§ Task to complete
Of all the lines in the records, how many hold the word "title"? Answer with the number only.

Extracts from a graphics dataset
--------
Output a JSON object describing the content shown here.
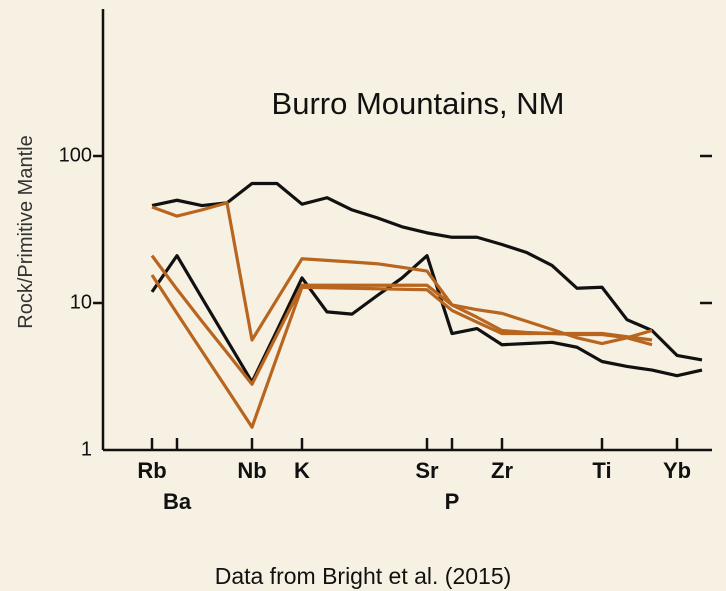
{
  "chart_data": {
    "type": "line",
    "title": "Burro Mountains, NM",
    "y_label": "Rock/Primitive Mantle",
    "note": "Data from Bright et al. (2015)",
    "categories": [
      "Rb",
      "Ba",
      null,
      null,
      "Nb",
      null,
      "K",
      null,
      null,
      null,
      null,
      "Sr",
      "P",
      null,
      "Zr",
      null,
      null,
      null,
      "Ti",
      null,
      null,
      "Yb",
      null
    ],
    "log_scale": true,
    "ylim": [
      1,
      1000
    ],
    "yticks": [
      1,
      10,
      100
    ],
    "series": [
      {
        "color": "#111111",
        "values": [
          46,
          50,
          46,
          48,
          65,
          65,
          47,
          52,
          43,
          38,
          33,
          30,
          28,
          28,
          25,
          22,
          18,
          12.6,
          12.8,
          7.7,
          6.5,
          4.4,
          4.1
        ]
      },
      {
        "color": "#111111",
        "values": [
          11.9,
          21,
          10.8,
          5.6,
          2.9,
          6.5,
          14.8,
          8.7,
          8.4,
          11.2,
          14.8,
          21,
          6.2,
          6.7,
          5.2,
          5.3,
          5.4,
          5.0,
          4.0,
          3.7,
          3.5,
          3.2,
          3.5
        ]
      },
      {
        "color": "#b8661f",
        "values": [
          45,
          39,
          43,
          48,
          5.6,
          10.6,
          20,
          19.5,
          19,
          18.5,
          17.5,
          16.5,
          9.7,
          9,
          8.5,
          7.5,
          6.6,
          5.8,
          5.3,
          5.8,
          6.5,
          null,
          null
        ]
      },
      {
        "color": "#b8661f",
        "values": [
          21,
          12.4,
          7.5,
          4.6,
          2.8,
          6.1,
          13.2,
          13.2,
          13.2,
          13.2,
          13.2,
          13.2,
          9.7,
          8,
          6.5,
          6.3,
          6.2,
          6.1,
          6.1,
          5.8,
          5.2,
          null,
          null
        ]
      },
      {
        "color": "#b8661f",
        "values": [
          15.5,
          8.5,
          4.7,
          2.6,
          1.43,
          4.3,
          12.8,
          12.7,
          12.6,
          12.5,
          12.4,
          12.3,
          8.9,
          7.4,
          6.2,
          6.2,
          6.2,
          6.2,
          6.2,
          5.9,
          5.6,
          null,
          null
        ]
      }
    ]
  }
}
--------
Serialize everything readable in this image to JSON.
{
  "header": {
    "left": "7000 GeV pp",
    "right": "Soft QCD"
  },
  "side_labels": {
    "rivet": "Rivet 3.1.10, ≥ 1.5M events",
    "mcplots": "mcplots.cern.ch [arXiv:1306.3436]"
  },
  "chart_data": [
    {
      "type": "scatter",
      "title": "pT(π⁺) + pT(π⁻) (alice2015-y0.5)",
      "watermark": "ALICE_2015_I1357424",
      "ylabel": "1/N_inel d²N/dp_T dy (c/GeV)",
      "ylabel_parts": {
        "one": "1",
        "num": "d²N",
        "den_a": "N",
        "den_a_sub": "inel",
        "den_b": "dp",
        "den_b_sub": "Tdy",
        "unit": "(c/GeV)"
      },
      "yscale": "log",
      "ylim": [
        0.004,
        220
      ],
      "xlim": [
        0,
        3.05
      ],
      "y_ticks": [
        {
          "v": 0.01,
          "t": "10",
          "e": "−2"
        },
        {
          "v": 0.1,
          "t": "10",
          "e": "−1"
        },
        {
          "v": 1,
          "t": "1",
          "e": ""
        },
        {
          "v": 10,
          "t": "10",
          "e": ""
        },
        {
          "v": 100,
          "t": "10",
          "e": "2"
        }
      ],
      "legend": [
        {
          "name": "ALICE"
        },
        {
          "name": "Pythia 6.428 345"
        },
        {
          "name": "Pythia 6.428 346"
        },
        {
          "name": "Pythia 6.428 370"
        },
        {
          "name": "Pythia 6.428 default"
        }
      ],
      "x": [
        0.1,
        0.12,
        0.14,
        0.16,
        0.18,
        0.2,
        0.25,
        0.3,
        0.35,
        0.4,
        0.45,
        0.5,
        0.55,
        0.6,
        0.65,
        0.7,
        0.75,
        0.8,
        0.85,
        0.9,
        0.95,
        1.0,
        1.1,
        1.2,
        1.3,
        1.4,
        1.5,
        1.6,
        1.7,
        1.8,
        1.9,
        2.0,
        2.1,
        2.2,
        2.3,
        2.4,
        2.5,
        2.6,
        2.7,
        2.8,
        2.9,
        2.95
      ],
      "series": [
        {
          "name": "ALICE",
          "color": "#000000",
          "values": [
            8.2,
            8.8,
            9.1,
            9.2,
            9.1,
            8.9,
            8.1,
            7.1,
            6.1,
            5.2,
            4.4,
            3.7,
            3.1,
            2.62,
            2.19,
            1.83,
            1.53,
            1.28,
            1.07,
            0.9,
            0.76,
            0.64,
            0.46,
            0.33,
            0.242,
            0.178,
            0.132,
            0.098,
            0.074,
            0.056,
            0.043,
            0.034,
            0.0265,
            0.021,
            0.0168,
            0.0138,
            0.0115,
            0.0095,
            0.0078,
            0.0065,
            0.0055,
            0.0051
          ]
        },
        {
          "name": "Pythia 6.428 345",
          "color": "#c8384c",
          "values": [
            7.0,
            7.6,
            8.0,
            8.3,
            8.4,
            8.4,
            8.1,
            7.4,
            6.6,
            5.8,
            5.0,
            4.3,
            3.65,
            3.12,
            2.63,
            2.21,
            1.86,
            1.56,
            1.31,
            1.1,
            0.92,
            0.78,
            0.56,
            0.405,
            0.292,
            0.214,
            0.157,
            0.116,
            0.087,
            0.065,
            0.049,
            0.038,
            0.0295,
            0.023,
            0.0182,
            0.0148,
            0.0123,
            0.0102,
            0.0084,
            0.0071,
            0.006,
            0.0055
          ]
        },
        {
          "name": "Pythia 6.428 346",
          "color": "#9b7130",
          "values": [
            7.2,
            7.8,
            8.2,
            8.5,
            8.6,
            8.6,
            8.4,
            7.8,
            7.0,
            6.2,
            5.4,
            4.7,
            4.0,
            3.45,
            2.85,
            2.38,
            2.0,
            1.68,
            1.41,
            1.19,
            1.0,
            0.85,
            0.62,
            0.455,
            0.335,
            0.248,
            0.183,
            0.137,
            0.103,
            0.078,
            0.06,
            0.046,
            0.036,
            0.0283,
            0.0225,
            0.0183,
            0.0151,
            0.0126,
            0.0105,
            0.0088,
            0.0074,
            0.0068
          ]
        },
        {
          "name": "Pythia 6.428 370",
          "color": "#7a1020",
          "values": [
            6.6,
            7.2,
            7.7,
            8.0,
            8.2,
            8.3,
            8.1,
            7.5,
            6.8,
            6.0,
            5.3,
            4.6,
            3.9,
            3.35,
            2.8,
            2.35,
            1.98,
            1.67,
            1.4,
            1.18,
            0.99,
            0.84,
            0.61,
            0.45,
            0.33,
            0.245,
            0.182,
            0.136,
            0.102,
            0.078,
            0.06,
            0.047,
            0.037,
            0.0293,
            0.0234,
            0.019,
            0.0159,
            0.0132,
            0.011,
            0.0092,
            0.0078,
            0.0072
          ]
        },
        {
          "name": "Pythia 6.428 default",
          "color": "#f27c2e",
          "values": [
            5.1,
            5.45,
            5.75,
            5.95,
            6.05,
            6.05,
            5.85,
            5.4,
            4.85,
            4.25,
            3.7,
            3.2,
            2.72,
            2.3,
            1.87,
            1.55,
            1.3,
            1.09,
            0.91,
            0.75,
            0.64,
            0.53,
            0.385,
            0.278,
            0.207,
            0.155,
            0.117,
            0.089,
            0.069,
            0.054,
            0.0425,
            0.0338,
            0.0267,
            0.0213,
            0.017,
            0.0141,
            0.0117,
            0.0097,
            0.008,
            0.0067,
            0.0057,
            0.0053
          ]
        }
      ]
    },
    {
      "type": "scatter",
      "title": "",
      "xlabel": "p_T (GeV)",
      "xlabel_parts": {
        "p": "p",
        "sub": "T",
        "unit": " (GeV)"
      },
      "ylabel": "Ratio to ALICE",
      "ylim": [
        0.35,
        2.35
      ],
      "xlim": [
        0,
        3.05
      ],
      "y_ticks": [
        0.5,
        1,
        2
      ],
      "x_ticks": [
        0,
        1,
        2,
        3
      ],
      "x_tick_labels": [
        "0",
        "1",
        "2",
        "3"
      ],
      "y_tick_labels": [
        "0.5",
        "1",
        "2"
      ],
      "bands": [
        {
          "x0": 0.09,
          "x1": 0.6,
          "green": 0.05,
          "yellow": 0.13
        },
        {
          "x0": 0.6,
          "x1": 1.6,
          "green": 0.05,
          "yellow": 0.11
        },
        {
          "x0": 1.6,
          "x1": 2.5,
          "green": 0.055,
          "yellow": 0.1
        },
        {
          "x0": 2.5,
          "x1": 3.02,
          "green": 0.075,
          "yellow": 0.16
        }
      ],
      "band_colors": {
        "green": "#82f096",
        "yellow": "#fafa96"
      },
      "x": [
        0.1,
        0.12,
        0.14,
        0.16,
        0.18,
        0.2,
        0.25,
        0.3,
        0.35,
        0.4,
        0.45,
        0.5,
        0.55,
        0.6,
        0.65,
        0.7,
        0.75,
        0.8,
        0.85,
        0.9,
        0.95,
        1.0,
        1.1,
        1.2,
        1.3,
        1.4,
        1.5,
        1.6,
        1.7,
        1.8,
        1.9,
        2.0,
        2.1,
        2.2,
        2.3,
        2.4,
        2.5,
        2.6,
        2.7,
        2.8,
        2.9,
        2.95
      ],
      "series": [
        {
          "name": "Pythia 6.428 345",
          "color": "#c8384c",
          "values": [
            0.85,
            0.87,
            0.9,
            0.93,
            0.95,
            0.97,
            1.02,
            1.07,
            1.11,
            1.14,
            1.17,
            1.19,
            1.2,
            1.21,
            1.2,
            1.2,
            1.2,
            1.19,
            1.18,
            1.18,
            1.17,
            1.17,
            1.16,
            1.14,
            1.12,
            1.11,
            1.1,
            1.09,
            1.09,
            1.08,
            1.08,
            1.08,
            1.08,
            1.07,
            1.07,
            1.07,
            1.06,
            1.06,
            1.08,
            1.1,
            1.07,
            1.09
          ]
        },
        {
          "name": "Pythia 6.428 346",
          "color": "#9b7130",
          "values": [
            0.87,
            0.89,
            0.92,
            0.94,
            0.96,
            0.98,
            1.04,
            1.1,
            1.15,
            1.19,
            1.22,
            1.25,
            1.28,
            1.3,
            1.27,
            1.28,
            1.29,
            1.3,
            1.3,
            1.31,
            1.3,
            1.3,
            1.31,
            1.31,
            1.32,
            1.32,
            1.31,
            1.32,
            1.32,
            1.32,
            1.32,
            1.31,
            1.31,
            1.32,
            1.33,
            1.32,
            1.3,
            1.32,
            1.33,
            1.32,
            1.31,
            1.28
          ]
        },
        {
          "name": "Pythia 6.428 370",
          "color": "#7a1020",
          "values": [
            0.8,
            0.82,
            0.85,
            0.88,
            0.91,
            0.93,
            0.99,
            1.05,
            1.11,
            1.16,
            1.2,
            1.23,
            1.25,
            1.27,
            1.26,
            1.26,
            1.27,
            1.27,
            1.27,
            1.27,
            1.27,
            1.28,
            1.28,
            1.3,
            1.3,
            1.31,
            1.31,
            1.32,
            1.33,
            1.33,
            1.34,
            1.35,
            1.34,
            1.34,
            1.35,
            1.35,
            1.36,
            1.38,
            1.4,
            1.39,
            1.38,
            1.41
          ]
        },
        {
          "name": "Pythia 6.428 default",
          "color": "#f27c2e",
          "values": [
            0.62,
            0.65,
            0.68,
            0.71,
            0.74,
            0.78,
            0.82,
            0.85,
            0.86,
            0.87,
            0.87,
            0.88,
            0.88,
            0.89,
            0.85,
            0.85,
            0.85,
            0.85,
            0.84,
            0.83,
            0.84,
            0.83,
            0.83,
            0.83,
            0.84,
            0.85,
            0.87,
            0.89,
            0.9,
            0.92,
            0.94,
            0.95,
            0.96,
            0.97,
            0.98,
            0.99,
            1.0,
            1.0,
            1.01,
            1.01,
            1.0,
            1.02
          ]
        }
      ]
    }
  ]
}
--------
§ Solved problem
3